### CHALLENGE
Which lines contain the word "Indien"? Return each of them as written.

[Start DATASET CONTENT]

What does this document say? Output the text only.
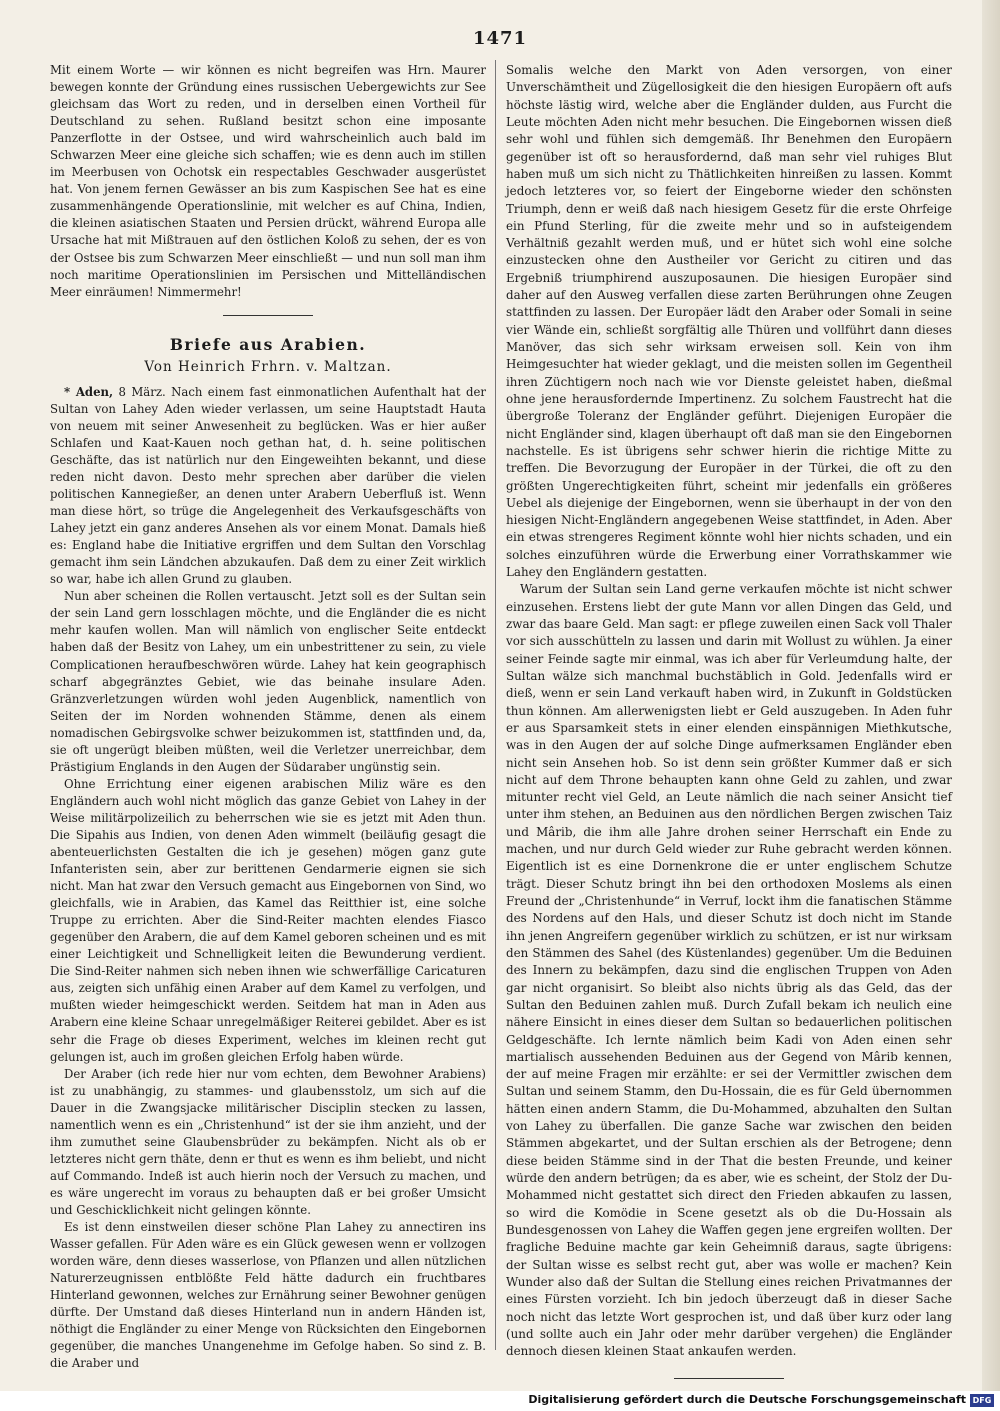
1471

Mit einem Worte — wir können es nicht begreifen was Hrn. Maurer bewegen konnte der Gründung eines russischen Uebergewichts zur See gleichsam das Wort zu reden, und in derselben einen Vortheil für Deutschland zu sehen. Rußland besitzt schon eine imposante Panzerflotte in der Ostsee, und wird wahrscheinlich auch bald im Schwarzen Meer eine gleiche sich schaffen; wie es denn auch im stillen im Meerbusen von Ochotsk ein respectables Geschwader ausgerüstet hat. Von jenem fernen Gewässer an bis zum Kaspischen See hat es eine zusammenhängende Operationslinie, mit welcher es auf China, Indien, die kleinen asiatischen Staaten und Persien drückt, während Europa alle Ursache hat mit Mißtrauen auf den östlichen Koloß zu sehen, der es von der Ostsee bis zum Schwarzen Meer einschließt — und nun soll man ihm noch maritime Operationslinien im Persischen und Mittelländischen Meer einräumen! Nimmermehr!

Briefe aus Arabien.
Von Heinrich Frhrn. v. Maltzan.

* Aden, 8 März. Nach einem fast einmonatlichen Aufenthalt hat der Sultan von Lahey Aden wieder verlassen, um seine Hauptstadt Hauta von neuem mit seiner Anwesenheit zu beglücken. Was er hier außer Schlafen und Kaat-Kauen noch gethan hat, d. h. seine politischen Geschäfte, das ist natürlich nur den Eingeweihten bekannt, und diese reden nicht davon. Desto mehr sprechen aber darüber die vielen politischen Kannegießer, an denen unter Arabern Ueberfluß ist. Wenn man diese hört, so trüge die Angelegenheit des Verkaufsgeschäfts von Lahey jetzt ein ganz anderes Ansehen als vor einem Monat. Damals hieß es: England habe die Initiative ergriffen und dem Sultan den Vorschlag gemacht ihm sein Ländchen abzukaufen. Daß dem zu einer Zeit wirklich so war, habe ich allen Grund zu glauben.

Nun aber scheinen die Rollen vertauscht. Jetzt soll es der Sultan sein der sein Land gern losschlagen möchte, und die Engländer die es nicht mehr kaufen wollen. Man will nämlich von englischer Seite entdeckt haben daß der Besitz von Lahey, um ein unbestrittener zu sein, zu viele Complicationen heraufbeschwören würde. Lahey hat kein geographisch scharf abgegränztes Gebiet, wie das beinahe insulare Aden. Gränzverletzungen würden wohl jeden Augenblick, namentlich von Seiten der im Norden wohnenden Stämme, denen als einem nomadischen Gebirgsvolke schwer beizukommen ist, stattfinden und, da, sie oft ungerügt bleiben müßten, weil die Verletzer unerreichbar, dem Prästigium Englands in den Augen der Südaraber ungünstig sein.

Ohne Errichtung einer eigenen arabischen Miliz wäre es den Engländern auch wohl nicht möglich das ganze Gebiet von Lahey in der Weise militärpolizeilich zu beherrschen wie sie es jetzt mit Aden thun. Die Sipahis aus Indien, von denen Aden wimmelt (beiläufig gesagt die abenteuerlichsten Gestalten die ich je gesehen) mögen ganz gute Infanteristen sein, aber zur berittenen Gendarmerie eignen sie sich nicht. Man hat zwar den Versuch gemacht aus Eingebornen von Sind, wo gleichfalls, wie in Arabien, das Kamel das Reitthier ist, eine solche Truppe zu errichten. Aber die Sind-Reiter machten elendes Fiasco gegenüber den Arabern, die auf dem Kamel geboren scheinen und es mit einer Leichtigkeit und Schnelligkeit leiten die Bewunderung verdient. Die Sind-Reiter nahmen sich neben ihnen wie schwerfällige Caricaturen aus, zeigten sich unfähig einen Araber auf dem Kamel zu verfolgen, und mußten wieder heimgeschickt werden. Seitdem hat man in Aden aus Arabern eine kleine Schaar unregelmäßiger Reiterei gebildet. Aber es ist sehr die Frage ob dieses Experiment, welches im kleinen recht gut gelungen ist, auch im großen gleichen Erfolg haben würde.

Der Araber (ich rede hier nur vom echten, dem Bewohner Arabiens) ist zu unabhängig, zu stammes- und glaubensstolz, um sich auf die Dauer in die Zwangsjacke militärischer Disciplin stecken zu lassen, namentlich wenn es ein „Christenhund“ ist der sie ihm anzieht, und der ihm zumuthet seine Glaubensbrüder zu bekämpfen. Nicht als ob er letzteres nicht gern thäte, denn er thut es wenn es ihm beliebt, und nicht auf Commando. Indeß ist auch hierin noch der Versuch zu machen, und es wäre ungerecht im voraus zu behaupten daß er bei großer Umsicht und Geschicklichkeit nicht gelingen könnte.

Es ist denn einstweilen dieser schöne Plan Lahey zu annectiren ins Wasser gefallen. Für Aden wäre es ein Glück gewesen wenn er vollzogen worden wäre, denn dieses wasserlose, von Pflanzen und allen nützlichen Naturerzeugnissen entblößte Feld hätte dadurch ein fruchtbares Hinterland gewonnen, welches zur Ernährung seiner Bewohner genügen dürfte. Der Umstand daß dieses Hinterland nun in andern Händen ist, nöthigt die Engländer zu einer Menge von Rücksichten den Eingebornen gegenüber, die manches Unangenehme im Gefolge haben. So sind z. B. die Araber und

Somalis welche den Markt von Aden versorgen, von einer Unverschämtheit und Zügellosigkeit die den hiesigen Europäern oft aufs höchste lästig wird, welche aber die Engländer dulden, aus Furcht die Leute möchten Aden nicht mehr besuchen. Die Eingebornen wissen dieß sehr wohl und fühlen sich demgemäß. Ihr Benehmen den Europäern gegenüber ist oft so herausfordernd, daß man sehr viel ruhiges Blut haben muß um sich nicht zu Thätlichkeiten hinreißen zu lassen. Kommt jedoch letzteres vor, so feiert der Eingeborne wieder den schönsten Triumph, denn er weiß daß nach hiesigem Gesetz für die erste Ohrfeige ein Pfund Sterling, für die zweite mehr und so in aufsteigendem Verhältniß gezahlt werden muß, und er hütet sich wohl eine solche einzustecken ohne den Austheiler vor Gericht zu citiren und das Ergebniß triumphirend auszuposaunen. Die hiesigen Europäer sind daher auf den Ausweg verfallen diese zarten Berührungen ohne Zeugen stattfinden zu lassen. Der Europäer lädt den Araber oder Somali in seine vier Wände ein, schließt sorgfältig alle Thüren und vollführt dann dieses Manöver, das sich sehr wirksam erweisen soll. Kein von ihm Heimgesuchter hat wieder geklagt, und die meisten sollen im Gegentheil ihren Züchtigern noch nach wie vor Dienste geleistet haben, dießmal ohne jene herausfordernde Impertinenz. Zu solchem Faustrecht hat die übergroße Toleranz der Engländer geführt. Diejenigen Europäer die nicht Engländer sind, klagen überhaupt oft daß man sie den Eingebornen nachstelle. Es ist übrigens sehr schwer hierin die richtige Mitte zu treffen. Die Bevorzugung der Europäer in der Türkei, die oft zu den größten Ungerechtigkeiten führt, scheint mir jedenfalls ein größeres Uebel als diejenige der Eingebornen, wenn sie überhaupt in der von den hiesigen Nicht-Engländern angegebenen Weise stattfindet, in Aden. Aber ein etwas strengeres Regiment könnte wohl hier nichts schaden, und ein solches einzuführen würde die Erwerbung einer Vorrathskammer wie Lahey den Engländern gestatten.

Warum der Sultan sein Land gerne verkaufen möchte ist nicht schwer einzusehen. Erstens liebt der gute Mann vor allen Dingen das Geld, und zwar das baare Geld. Man sagt: er pflege zuweilen einen Sack voll Thaler vor sich ausschütteln zu lassen und darin mit Wollust zu wühlen. Ja einer seiner Feinde sagte mir einmal, was ich aber für Verleumdung halte, der Sultan wälze sich manchmal buchstäblich in Gold. Jedenfalls wird er dieß, wenn er sein Land verkauft haben wird, in Zukunft in Goldstücken thun können. Am allerwenigsten liebt er Geld auszugeben. In Aden fuhr er aus Sparsamkeit stets in einer elenden einspännigen Miethkutsche, was in den Augen der auf solche Dinge aufmerksamen Engländer eben nicht sein Ansehen hob. So ist denn sein größter Kummer daß er sich nicht auf dem Throne behaupten kann ohne Geld zu zahlen, und zwar mitunter recht viel Geld, an Leute nämlich die nach seiner Ansicht tief unter ihm stehen, an Beduinen aus den nördlichen Bergen zwischen Taiz und Mârib, die ihm alle Jahre drohen seiner Herrschaft ein Ende zu machen, und nur durch Geld wieder zur Ruhe gebracht werden können. Eigentlich ist es eine Dornenkrone die er unter englischem Schutze trägt. Dieser Schutz bringt ihn bei den orthodoxen Moslems als einen Freund der „Christenhunde“ in Verruf, lockt ihm die fanatischen Stämme des Nordens auf den Hals, und dieser Schutz ist doch nicht im Stande ihn jenen Angreifern gegenüber wirklich zu schützen, er ist nur wirksam den Stämmen des Sahel (des Küstenlandes) gegenüber. Um die Beduinen des Innern zu bekämpfen, dazu sind die englischen Truppen von Aden gar nicht organisirt. So bleibt also nichts übrig als das Geld, das der Sultan den Beduinen zahlen muß. Durch Zufall bekam ich neulich eine nähere Einsicht in eines dieser dem Sultan so bedauerlichen politischen Geldgeschäfte. Ich lernte nämlich beim Kadi von Aden einen sehr martialisch aussehenden Beduinen aus der Gegend von Mârib kennen, der auf meine Fragen mir erzählte: er sei der Vermittler zwischen dem Sultan und seinem Stamm, den Du-Hossain, die es für Geld übernommen hätten einen andern Stamm, die Du-Mohammed, abzuhalten den Sultan von Lahey zu überfallen. Die ganze Sache war zwischen den beiden Stämmen abgekartet, und der Sultan erschien als der Betrogene; denn diese beiden Stämme sind in der That die besten Freunde, und keiner würde den andern betrügen; da es aber, wie es scheint, der Stolz der Du-Mohammed nicht gestattet sich direct den Frieden abkaufen zu lassen, so wird die Komödie in Scene gesetzt als ob die Du-Hossain als Bundesgenossen von Lahey die Waffen gegen jene ergreifen wollten. Der fragliche Beduine machte gar kein Geheimniß daraus, sagte übrigens: der Sultan wisse es selbst recht gut, aber was wolle er machen? Kein Wunder also daß der Sultan die Stellung eines reichen Privatmannes der eines Fürsten vorzieht. Ich bin jedoch überzeugt daß in dieser Sache noch nicht das letzte Wort gesprochen ist, und daß über kurz oder lang (und sollte auch ein Jahr oder mehr darüber vergehen) die Engländer dennoch diesen kleinen Staat ankaufen werden.

Digitalisierung gefördert durch die Deutsche Forschungsgemeinschaft DFG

[End DATASET CONTENT]

### OUTPUT FOR THIS EXERCISE
Mit einem Worte — wir können es nicht begreifen was Hrn. Maurer bewegen konnte der Gründung eines russischen Uebergewichts zur See gleichsam das Wort zu reden, und in derselben einen Vortheil für Deutschland zu sehen. Rußland besitzt schon eine imposante Panzerflotte in der Ostsee, und wird wahrscheinlich auch bald im Schwarzen Meer eine gleiche sich schaffen; wie es denn auch im stillen im Meerbusen von Ochotsk ein respectables Geschwader ausgerüstet hat. Von jenem fernen Gewässer an bis zum Kaspischen See hat es eine zusammenhängende Operationslinie, mit welcher es auf China, Indien, die kleinen asiatischen Staaten und Persien drückt, während Europa alle Ursache hat mit Mißtrauen auf den östlichen Koloß zu sehen, der es von der Ostsee bis zum Schwarzen Meer einschließt — und nun soll man ihm noch maritime Operationslinien im Persischen und Mittelländischen Meer einräumen! Nimmermehr!
Ohne Errichtung einer eigenen arabischen Miliz wäre es den Engländern auch wohl nicht möglich das ganze Gebiet von Lahey in der Weise militärpolizeilich zu beherrschen wie sie es jetzt mit Aden thun. Die Sipahis aus Indien, von denen Aden wimmelt (beiläufig gesagt die abenteuerlichsten Gestalten die ich je gesehen) mögen ganz gute Infanteristen sein, aber zur berittenen Gendarmerie eignen sie sich nicht. Man hat zwar den Versuch gemacht aus Eingebornen von Sind, wo gleichfalls, wie in Arabien, das Kamel das Reitthier ist, eine solche Truppe zu errichten. Aber die Sind-Reiter machten elendes Fiasco gegenüber den Arabern, die auf dem Kamel geboren scheinen und es mit einer Leichtigkeit und Schnelligkeit leiten die Bewunderung verdient. Die Sind-Reiter nahmen sich neben ihnen wie schwerfällige Caricaturen aus, zeigten sich unfähig einen Araber auf dem Kamel zu verfolgen, und mußten wieder heimgeschickt werden. Seitdem hat man in Aden aus Arabern eine kleine Schaar unregelmäßiger Reiterei gebildet. Aber es ist sehr die Frage ob dieses Experiment, welches im kleinen recht gut gelungen ist, auch im großen gleichen Erfolg haben würde.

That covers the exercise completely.